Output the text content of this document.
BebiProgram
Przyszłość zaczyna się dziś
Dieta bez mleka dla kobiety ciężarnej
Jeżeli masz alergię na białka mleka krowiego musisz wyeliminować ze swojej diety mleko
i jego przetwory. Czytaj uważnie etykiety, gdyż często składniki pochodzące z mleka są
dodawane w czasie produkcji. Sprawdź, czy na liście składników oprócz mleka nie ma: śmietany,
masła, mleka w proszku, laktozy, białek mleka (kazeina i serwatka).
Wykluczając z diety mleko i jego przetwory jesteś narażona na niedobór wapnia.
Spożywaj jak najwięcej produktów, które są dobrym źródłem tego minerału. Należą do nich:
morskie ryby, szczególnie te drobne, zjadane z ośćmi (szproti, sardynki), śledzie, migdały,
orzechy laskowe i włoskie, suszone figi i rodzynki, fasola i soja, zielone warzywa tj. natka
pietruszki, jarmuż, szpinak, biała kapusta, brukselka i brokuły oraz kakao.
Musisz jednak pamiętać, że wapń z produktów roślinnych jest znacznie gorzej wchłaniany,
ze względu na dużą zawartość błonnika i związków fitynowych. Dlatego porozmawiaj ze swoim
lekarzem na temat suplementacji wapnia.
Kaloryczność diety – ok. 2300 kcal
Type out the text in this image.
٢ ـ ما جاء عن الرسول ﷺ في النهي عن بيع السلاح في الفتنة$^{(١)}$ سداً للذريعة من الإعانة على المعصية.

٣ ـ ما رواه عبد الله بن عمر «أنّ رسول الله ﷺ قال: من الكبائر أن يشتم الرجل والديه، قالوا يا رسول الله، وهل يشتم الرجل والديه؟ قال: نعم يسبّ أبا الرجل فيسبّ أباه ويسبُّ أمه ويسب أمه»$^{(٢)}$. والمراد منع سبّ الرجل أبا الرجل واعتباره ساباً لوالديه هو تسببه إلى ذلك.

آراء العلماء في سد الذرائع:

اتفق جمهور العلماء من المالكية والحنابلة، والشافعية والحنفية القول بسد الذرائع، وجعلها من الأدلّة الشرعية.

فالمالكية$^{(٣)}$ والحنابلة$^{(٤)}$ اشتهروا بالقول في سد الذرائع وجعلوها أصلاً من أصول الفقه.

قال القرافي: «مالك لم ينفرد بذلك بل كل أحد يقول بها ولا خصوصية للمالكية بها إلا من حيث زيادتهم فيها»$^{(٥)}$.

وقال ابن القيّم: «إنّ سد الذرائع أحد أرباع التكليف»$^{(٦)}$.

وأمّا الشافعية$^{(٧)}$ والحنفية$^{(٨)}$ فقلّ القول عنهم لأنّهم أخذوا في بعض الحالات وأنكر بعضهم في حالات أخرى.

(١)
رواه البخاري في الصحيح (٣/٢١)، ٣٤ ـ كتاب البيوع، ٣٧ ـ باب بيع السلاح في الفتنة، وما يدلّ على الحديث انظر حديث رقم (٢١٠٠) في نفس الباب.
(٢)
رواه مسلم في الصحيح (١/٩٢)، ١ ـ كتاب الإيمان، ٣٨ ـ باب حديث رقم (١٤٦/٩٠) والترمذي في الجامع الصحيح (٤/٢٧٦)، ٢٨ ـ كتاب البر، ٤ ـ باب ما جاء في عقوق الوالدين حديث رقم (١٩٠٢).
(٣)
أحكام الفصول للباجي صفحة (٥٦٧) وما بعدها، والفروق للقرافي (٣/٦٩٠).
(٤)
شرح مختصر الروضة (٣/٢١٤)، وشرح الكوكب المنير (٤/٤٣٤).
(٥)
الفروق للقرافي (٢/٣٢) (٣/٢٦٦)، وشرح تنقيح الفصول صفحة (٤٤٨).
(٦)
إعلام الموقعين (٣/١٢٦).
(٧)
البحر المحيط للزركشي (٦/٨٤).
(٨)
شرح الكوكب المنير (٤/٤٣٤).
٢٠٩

══════

◆ TO BE DONE: Select the lines in this material that hold the word "text", leaving none out.

◆ EXPECTED OUTPUT:
Output the text content of this document.
Type out the text in this image.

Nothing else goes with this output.